Items from a dataset
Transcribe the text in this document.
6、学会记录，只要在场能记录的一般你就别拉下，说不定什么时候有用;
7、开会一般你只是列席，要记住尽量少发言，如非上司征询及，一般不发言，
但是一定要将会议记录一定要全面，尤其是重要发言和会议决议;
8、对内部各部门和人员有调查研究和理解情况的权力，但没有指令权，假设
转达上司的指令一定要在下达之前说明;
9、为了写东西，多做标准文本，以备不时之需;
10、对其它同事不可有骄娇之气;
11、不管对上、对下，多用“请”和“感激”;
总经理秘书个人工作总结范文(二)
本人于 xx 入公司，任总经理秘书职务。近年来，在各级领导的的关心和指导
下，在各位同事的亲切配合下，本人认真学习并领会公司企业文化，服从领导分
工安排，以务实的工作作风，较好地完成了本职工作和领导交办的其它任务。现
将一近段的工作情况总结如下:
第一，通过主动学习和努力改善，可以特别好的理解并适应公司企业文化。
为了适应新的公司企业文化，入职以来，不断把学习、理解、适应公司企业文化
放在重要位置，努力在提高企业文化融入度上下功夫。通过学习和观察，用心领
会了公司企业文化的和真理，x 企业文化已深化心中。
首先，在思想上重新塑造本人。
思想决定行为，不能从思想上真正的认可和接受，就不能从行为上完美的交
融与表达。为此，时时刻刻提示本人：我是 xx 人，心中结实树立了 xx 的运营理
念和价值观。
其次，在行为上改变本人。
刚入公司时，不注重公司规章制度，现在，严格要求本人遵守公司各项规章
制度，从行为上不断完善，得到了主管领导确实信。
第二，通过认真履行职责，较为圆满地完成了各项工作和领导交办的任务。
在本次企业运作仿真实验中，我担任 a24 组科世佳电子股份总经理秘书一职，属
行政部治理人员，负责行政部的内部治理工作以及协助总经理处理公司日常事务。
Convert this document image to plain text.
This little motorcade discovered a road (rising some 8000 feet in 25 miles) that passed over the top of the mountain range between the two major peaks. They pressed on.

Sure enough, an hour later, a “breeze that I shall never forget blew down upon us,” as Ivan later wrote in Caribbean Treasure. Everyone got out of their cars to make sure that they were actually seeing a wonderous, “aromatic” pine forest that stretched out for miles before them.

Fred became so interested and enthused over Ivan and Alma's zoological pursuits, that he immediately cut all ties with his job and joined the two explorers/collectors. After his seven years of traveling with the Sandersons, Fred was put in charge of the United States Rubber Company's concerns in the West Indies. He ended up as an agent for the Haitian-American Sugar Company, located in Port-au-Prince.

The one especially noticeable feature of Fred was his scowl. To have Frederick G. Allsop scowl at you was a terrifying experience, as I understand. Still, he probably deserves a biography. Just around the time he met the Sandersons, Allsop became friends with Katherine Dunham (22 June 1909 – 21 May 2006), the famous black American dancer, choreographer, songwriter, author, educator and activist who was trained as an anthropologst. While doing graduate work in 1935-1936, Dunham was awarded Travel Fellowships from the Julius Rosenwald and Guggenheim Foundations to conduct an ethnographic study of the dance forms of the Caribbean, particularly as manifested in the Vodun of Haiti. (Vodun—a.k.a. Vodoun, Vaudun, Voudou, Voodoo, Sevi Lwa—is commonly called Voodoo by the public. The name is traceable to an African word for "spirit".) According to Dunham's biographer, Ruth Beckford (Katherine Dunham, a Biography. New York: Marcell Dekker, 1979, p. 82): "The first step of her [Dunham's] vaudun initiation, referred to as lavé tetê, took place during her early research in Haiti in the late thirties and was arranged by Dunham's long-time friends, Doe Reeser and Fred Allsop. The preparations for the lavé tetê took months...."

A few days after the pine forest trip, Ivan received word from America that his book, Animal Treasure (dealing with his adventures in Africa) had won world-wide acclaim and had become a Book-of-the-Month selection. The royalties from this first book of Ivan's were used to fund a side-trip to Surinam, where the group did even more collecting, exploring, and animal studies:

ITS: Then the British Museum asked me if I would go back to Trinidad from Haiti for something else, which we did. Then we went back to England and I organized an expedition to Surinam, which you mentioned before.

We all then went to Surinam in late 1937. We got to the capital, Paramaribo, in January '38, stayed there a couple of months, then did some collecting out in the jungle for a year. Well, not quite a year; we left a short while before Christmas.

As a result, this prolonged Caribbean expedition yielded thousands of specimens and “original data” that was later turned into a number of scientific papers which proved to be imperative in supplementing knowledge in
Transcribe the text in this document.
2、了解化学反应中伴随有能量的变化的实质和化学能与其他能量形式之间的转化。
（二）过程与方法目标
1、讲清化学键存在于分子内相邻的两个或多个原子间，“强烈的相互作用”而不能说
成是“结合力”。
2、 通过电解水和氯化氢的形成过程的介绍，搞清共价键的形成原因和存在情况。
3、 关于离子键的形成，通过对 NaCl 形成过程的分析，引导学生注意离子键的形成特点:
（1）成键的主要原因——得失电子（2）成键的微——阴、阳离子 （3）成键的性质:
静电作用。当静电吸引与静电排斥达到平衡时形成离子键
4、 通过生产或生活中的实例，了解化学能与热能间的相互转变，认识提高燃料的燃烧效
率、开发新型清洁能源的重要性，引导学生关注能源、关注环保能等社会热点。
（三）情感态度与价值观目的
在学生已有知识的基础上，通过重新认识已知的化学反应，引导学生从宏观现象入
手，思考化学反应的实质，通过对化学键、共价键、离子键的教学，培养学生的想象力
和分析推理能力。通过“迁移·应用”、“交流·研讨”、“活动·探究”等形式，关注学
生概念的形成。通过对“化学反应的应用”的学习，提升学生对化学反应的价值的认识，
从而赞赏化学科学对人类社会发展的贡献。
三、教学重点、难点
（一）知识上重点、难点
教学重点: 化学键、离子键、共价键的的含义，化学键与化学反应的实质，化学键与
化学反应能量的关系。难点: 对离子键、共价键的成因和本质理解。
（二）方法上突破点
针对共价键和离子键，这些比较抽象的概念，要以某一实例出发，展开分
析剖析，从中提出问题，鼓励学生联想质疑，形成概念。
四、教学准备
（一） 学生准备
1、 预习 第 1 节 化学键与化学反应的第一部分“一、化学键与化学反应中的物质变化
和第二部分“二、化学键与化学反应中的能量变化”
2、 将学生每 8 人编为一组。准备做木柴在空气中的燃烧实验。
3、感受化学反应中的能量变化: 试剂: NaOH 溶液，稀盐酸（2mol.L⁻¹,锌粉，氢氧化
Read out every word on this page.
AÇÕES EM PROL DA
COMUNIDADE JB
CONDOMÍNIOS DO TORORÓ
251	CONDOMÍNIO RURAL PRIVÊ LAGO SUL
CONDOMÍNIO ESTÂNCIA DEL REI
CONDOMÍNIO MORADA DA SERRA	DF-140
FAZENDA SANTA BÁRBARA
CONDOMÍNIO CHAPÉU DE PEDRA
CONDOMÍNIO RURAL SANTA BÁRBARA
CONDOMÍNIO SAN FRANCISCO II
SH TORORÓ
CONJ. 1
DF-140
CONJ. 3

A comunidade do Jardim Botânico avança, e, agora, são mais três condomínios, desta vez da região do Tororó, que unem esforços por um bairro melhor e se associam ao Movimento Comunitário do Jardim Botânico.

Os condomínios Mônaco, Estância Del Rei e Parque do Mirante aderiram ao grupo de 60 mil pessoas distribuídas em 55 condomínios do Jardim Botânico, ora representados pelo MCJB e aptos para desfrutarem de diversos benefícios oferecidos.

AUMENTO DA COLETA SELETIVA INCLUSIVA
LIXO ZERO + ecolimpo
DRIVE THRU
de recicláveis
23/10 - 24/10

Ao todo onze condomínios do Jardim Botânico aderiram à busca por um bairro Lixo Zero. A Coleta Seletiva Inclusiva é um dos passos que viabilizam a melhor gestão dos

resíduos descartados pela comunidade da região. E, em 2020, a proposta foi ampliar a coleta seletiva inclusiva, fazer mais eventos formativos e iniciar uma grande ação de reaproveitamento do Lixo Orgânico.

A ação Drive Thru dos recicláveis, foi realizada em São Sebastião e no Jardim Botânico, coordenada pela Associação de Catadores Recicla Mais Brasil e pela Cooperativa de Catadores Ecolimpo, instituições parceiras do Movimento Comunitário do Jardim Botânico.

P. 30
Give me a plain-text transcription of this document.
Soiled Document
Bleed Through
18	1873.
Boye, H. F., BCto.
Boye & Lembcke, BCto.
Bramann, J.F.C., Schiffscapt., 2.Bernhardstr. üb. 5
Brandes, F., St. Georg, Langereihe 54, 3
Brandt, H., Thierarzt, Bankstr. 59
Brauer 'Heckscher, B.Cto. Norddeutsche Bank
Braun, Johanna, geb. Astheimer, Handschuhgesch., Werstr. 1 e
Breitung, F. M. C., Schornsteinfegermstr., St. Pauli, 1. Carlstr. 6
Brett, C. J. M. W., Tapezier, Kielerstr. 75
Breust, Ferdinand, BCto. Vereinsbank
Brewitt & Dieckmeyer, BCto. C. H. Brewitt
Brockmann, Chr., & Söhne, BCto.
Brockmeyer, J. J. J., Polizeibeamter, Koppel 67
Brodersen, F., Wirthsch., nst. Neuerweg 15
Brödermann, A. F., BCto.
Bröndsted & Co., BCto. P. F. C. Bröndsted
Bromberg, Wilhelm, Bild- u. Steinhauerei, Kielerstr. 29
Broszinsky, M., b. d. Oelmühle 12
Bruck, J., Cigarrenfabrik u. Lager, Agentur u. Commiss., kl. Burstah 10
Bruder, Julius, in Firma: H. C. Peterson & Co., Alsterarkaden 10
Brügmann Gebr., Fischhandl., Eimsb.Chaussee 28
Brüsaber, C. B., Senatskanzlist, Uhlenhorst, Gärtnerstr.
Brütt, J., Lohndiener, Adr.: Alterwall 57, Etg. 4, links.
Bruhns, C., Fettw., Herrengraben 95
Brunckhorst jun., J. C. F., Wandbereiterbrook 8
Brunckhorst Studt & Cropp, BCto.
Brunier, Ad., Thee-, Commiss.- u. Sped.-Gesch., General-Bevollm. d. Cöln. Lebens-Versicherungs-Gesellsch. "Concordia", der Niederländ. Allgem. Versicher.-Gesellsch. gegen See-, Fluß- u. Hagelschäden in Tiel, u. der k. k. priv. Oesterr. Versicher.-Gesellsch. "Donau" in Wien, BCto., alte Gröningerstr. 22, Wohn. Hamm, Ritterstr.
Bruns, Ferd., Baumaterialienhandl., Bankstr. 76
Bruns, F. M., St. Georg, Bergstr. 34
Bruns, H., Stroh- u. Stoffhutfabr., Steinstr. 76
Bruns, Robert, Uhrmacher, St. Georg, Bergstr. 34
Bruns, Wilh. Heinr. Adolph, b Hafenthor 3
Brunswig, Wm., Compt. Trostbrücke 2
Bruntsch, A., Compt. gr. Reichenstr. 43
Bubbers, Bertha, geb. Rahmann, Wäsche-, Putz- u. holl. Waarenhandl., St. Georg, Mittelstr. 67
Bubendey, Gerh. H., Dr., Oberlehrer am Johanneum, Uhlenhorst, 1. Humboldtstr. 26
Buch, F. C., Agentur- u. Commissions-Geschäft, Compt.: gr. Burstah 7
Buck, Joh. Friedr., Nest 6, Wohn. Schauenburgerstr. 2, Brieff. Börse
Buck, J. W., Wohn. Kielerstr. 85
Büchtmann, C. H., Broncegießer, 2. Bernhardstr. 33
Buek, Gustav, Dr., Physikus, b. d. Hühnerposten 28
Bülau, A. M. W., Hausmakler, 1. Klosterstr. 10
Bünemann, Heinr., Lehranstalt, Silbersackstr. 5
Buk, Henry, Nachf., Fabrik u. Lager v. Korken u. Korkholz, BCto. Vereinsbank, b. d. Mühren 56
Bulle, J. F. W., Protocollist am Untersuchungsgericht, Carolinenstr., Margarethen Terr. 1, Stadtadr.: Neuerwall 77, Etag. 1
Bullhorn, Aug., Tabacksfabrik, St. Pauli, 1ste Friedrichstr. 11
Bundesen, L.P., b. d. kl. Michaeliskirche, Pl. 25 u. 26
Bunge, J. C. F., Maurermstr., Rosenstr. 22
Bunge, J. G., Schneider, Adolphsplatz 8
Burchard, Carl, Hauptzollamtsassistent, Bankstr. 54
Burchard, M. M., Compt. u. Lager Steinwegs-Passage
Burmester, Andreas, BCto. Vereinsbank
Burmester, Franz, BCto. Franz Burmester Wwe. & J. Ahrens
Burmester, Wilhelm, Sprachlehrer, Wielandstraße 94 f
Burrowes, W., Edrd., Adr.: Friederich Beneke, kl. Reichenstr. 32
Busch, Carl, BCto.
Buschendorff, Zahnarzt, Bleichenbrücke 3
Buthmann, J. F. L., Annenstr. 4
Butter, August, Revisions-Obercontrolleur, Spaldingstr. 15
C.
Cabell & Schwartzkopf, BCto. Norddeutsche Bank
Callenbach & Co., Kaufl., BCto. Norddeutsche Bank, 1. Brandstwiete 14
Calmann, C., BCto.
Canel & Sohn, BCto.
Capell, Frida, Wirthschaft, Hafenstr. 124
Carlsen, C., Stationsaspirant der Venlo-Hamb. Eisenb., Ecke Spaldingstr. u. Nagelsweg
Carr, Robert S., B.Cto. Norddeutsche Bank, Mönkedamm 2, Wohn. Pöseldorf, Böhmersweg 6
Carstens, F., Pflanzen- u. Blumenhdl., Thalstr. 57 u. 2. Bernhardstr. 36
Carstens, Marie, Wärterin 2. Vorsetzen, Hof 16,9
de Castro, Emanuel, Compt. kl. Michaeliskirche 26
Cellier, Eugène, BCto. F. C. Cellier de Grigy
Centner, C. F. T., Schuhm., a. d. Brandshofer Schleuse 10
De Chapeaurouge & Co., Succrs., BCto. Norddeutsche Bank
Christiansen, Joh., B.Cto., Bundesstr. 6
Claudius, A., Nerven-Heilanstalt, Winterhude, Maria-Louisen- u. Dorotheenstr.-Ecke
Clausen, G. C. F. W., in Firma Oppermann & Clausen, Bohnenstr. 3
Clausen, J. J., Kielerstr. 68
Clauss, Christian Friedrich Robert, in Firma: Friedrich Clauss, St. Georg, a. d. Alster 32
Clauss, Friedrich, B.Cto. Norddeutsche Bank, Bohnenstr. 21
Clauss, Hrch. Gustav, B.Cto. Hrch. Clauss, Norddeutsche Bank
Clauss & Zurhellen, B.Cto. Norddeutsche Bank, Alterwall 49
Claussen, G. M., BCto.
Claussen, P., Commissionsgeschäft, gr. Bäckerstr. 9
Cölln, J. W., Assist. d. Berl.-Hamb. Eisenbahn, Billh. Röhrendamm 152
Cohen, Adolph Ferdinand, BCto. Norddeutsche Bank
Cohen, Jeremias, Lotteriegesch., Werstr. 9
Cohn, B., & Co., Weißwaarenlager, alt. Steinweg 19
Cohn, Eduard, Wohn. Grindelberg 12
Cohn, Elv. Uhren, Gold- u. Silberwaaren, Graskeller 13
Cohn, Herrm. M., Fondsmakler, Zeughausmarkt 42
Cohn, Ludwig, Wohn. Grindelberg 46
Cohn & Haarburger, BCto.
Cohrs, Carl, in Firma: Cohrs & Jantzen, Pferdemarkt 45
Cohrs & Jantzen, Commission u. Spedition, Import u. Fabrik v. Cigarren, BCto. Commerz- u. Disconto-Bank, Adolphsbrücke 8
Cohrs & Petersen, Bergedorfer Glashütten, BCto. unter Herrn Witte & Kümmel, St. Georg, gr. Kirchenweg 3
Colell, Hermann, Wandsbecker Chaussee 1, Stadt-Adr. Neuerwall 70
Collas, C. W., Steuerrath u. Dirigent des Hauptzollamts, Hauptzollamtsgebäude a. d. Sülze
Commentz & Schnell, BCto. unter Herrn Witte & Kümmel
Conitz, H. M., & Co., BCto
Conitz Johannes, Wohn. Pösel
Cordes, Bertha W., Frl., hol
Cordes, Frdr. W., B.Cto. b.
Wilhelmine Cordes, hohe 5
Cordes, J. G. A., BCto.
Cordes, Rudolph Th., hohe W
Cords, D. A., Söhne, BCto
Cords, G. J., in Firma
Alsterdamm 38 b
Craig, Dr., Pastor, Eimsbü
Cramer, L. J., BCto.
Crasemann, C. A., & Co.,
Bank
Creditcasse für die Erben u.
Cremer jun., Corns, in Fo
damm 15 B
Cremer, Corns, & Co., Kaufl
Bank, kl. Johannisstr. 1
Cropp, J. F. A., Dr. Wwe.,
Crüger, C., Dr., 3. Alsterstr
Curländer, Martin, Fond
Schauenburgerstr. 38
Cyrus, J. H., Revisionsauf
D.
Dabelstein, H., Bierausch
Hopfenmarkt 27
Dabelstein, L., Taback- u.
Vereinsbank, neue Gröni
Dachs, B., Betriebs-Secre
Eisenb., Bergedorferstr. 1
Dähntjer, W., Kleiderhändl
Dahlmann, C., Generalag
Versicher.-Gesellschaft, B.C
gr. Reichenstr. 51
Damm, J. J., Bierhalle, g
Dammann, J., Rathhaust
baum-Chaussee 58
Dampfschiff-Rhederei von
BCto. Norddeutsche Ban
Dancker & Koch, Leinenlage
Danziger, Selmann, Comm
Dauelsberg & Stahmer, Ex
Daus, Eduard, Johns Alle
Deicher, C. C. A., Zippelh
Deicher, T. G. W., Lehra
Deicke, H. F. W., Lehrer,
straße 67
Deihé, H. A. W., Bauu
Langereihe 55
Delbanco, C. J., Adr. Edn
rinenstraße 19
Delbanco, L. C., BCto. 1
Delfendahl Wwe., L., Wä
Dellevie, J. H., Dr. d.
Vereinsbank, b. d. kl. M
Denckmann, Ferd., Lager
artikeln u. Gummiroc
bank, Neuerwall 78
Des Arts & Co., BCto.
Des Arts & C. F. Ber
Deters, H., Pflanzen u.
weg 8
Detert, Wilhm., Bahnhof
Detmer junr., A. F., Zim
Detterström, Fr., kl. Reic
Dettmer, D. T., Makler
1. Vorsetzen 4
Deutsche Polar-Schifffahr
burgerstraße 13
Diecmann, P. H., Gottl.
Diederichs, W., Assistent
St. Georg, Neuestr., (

### Problem to work on
Your answer should be a single number: the count of lines in the entries that contain the word "Bohnenstr".

### Correct result
2